** start of Data records **
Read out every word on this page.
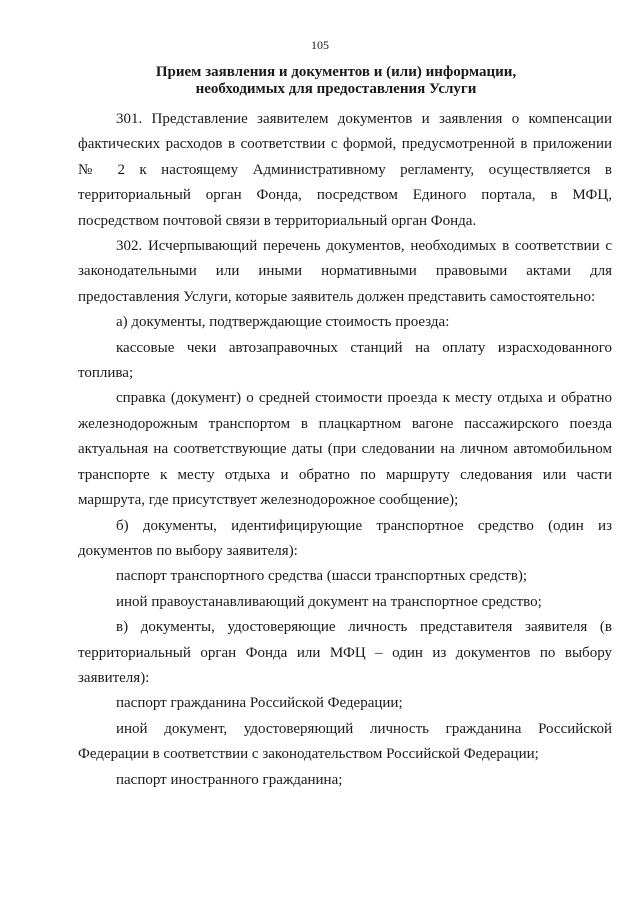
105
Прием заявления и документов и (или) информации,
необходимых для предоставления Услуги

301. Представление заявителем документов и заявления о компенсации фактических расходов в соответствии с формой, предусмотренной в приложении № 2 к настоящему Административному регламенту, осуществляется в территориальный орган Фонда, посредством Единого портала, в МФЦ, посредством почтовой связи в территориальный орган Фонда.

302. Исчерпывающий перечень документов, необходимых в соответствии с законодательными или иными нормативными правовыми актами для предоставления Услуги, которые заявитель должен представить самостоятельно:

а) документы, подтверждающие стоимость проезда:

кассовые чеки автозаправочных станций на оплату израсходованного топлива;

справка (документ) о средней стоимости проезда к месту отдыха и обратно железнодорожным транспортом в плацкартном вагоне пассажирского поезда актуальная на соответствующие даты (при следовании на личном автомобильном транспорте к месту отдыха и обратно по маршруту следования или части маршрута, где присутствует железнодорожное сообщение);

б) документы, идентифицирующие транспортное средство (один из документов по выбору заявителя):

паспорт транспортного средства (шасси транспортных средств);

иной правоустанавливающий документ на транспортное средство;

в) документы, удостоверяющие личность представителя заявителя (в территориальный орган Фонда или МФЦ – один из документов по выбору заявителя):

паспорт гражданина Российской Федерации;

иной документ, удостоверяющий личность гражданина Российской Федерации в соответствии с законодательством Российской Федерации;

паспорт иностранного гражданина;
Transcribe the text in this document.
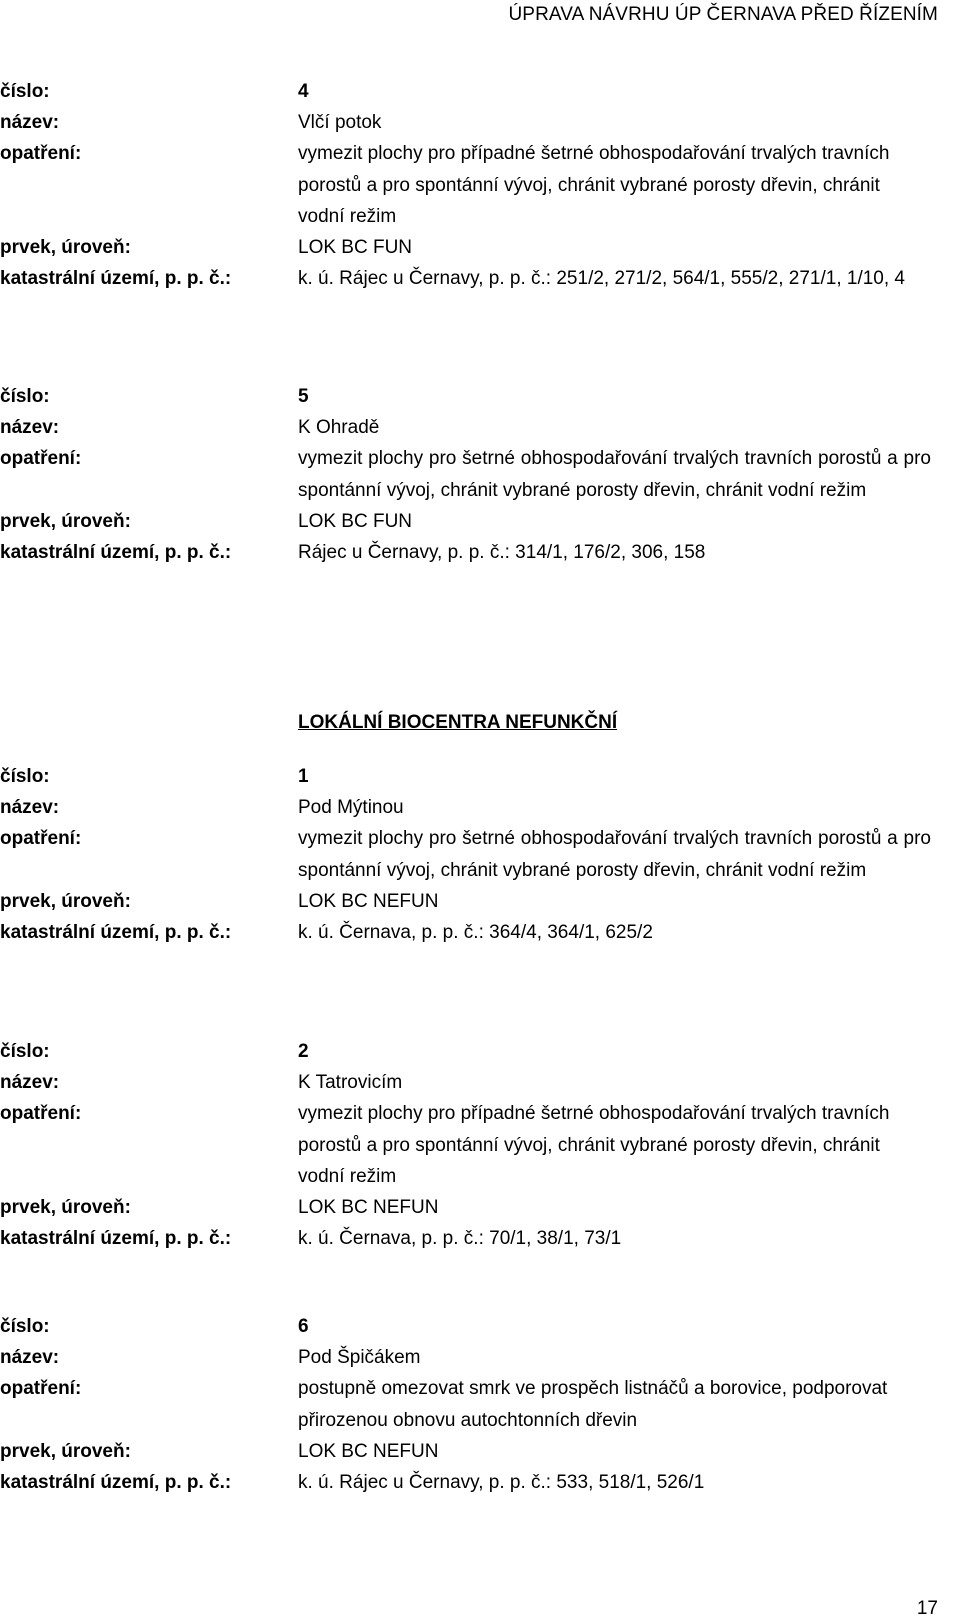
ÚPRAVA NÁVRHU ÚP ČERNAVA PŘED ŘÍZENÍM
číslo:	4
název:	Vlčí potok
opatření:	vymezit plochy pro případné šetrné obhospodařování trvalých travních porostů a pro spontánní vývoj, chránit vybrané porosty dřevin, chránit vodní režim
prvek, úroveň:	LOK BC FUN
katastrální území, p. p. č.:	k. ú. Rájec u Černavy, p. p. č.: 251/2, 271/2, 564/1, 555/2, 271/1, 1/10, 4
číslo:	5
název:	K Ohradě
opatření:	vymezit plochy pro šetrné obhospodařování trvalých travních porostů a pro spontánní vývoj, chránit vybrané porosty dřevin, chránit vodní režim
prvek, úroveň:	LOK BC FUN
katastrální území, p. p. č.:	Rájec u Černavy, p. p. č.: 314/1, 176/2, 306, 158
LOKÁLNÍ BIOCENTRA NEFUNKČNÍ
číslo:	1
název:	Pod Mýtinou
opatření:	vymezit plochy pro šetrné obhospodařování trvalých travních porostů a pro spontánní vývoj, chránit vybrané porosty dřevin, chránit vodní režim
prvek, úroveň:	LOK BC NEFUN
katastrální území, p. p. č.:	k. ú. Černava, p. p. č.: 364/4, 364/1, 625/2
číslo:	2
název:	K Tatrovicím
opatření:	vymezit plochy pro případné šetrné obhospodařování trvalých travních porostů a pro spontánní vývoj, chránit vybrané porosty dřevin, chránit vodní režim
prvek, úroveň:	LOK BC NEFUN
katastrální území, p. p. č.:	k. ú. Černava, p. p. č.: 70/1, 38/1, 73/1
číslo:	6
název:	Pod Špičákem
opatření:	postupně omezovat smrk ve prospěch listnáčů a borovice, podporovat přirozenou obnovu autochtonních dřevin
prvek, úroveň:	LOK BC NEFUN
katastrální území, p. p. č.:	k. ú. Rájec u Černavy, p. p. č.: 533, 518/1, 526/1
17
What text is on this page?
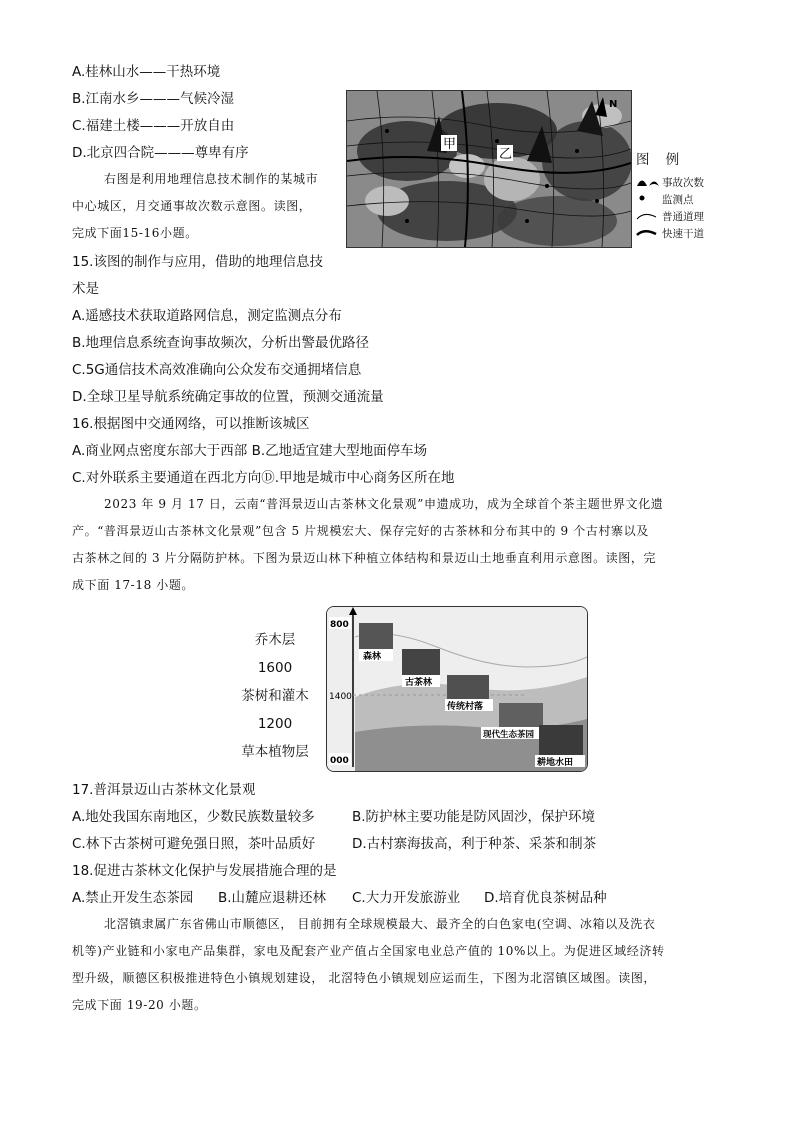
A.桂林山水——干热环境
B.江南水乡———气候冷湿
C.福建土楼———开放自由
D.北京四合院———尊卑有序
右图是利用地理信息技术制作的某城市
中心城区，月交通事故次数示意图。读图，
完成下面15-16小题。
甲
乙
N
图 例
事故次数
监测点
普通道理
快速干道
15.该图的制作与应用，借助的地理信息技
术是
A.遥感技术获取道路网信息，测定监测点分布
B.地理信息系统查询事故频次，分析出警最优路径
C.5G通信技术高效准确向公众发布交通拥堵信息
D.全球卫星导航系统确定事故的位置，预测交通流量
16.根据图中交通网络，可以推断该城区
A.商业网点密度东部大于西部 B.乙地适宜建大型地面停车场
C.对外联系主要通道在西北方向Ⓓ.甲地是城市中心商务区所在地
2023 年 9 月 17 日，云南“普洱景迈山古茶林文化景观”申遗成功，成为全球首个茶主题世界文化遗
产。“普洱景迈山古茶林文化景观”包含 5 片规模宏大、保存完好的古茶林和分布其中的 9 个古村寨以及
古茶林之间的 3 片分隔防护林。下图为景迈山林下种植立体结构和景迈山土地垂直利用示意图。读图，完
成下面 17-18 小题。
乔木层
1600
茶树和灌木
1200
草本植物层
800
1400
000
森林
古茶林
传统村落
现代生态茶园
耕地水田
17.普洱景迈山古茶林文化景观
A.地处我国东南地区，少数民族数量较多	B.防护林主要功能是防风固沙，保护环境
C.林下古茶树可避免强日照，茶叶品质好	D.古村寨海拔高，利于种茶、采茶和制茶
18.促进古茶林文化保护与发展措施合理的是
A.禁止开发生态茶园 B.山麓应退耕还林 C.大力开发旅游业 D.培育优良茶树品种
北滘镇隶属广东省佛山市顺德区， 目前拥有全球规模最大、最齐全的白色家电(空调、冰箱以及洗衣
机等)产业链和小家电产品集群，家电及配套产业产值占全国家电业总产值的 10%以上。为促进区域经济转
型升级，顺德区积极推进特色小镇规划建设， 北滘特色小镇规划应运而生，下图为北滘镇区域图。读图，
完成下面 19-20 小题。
** end of Data records **
> _Work to be completed_: Using the material above, count the lines containing the word "личность". Reply with the number alone.

> _Written response_: 2